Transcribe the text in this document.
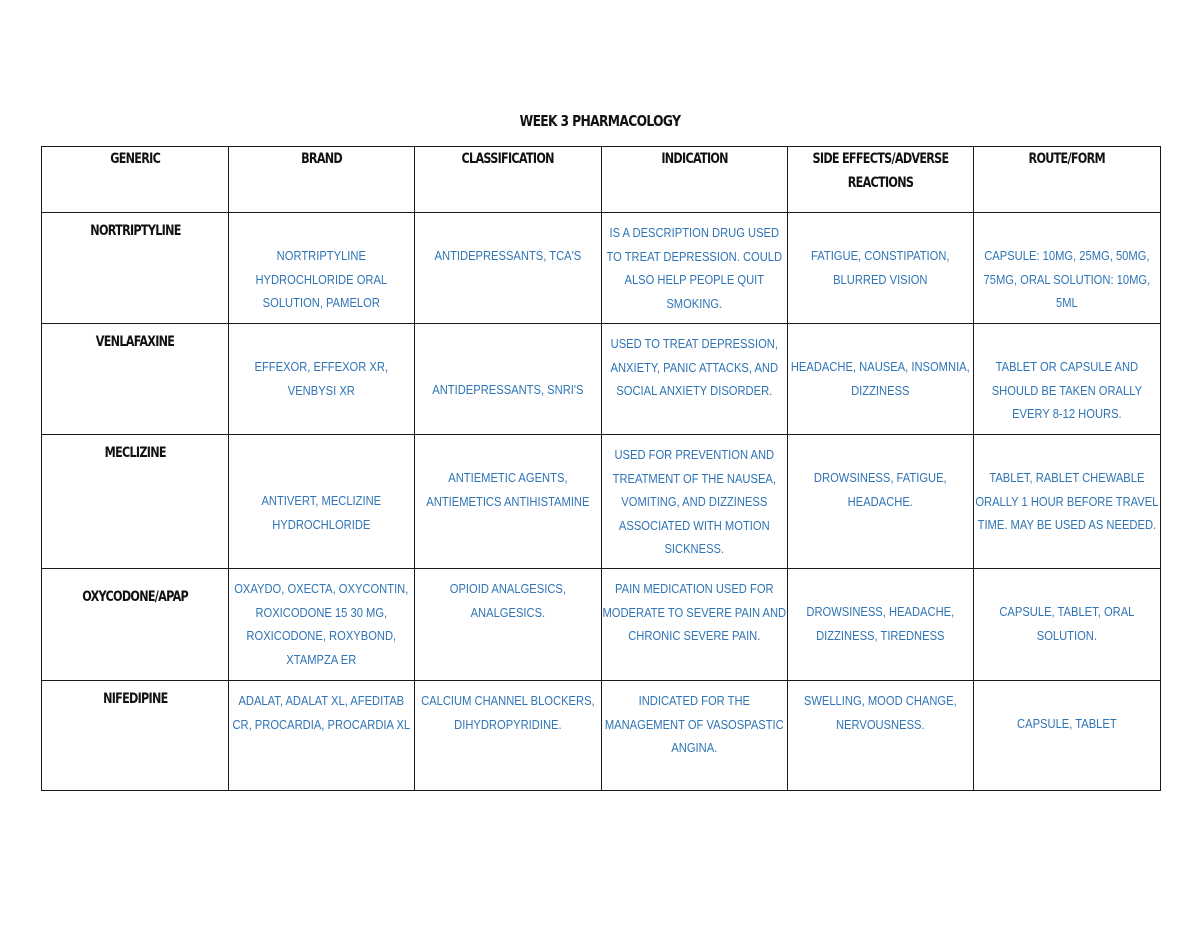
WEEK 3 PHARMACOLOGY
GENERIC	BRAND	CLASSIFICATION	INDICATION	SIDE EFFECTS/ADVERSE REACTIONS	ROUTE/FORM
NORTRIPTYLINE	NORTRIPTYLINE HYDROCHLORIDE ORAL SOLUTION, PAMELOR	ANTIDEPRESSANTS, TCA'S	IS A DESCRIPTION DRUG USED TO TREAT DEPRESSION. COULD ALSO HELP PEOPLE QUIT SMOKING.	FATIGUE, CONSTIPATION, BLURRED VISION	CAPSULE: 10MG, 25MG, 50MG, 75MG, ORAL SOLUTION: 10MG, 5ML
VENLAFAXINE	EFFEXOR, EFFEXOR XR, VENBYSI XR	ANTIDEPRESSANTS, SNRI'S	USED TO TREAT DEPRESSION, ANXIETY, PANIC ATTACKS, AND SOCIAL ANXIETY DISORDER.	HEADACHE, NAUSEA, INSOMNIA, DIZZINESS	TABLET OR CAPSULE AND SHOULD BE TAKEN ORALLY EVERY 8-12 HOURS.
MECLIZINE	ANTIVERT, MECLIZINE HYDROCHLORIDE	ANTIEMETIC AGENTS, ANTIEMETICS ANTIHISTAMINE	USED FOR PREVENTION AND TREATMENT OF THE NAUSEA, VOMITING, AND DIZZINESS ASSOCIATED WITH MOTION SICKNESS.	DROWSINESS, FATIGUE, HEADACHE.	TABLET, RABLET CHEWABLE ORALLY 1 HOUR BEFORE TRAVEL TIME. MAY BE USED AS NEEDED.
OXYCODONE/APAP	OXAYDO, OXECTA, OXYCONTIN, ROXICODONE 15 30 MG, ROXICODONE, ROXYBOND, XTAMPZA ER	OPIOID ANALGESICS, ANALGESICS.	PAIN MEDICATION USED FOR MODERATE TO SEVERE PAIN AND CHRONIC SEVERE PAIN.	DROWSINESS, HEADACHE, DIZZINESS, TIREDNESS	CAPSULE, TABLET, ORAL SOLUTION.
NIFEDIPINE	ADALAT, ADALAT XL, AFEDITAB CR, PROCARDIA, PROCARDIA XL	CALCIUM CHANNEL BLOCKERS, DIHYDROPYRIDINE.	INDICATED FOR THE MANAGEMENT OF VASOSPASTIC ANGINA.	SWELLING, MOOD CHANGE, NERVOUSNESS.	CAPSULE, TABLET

○ ○ ○

Exercise directions: Copy every line of the data exactly as written, excluding the pictures.

Written response:
Transcribe the text in this document.
WEEK 3 PHARMACOLOGY
GENERIC	BRAND	CLASSIFICATION	INDICATION	SIDE EFFECTS/ADVERSE REACTIONS	ROUTE/FORM
NORTRIPTYLINE	NORTRIPTYLINE HYDROCHLORIDE ORAL SOLUTION, PAMELOR	ANTIDEPRESSANTS, TCA'S	IS A DESCRIPTION DRUG USED TO TREAT DEPRESSION. COULD ALSO HELP PEOPLE QUIT SMOKING.	FATIGUE, CONSTIPATION, BLURRED VISION	CAPSULE: 10MG, 25MG, 50MG, 75MG, ORAL SOLUTION: 10MG, 5ML
VENLAFAXINE	EFFEXOR, EFFEXOR XR, VENBYSI XR	ANTIDEPRESSANTS, SNRI'S	USED TO TREAT DEPRESSION, ANXIETY, PANIC ATTACKS, AND SOCIAL ANXIETY DISORDER.	HEADACHE, NAUSEA, INSOMNIA, DIZZINESS	TABLET OR CAPSULE AND SHOULD BE TAKEN ORALLY EVERY 8-12 HOURS.
MECLIZINE	ANTIVERT, MECLIZINE HYDROCHLORIDE	ANTIEMETIC AGENTS, ANTIEMETICS ANTIHISTAMINE	USED FOR PREVENTION AND TREATMENT OF THE NAUSEA, VOMITING, AND DIZZINESS ASSOCIATED WITH MOTION SICKNESS.	DROWSINESS, FATIGUE, HEADACHE.	TABLET, RABLET CHEWABLE ORALLY 1 HOUR BEFORE TRAVEL TIME. MAY BE USED AS NEEDED.
OXYCODONE/APAP	OXAYDO, OXECTA, OXYCONTIN, ROXICODONE 15 30 MG, ROXICODONE, ROXYBOND, XTAMPZA ER	OPIOID ANALGESICS, ANALGESICS.	PAIN MEDICATION USED FOR MODERATE TO SEVERE PAIN AND CHRONIC SEVERE PAIN.	DROWSINESS, HEADACHE, DIZZINESS, TIREDNESS	CAPSULE, TABLET, ORAL SOLUTION.
NIFEDIPINE	ADALAT, ADALAT XL, AFEDITAB CR, PROCARDIA, PROCARDIA XL	CALCIUM CHANNEL BLOCKERS, DIHYDROPYRIDINE.	INDICATED FOR THE MANAGEMENT OF VASOSPASTIC ANGINA.	SWELLING, MOOD CHANGE, NERVOUSNESS.	CAPSULE, TABLET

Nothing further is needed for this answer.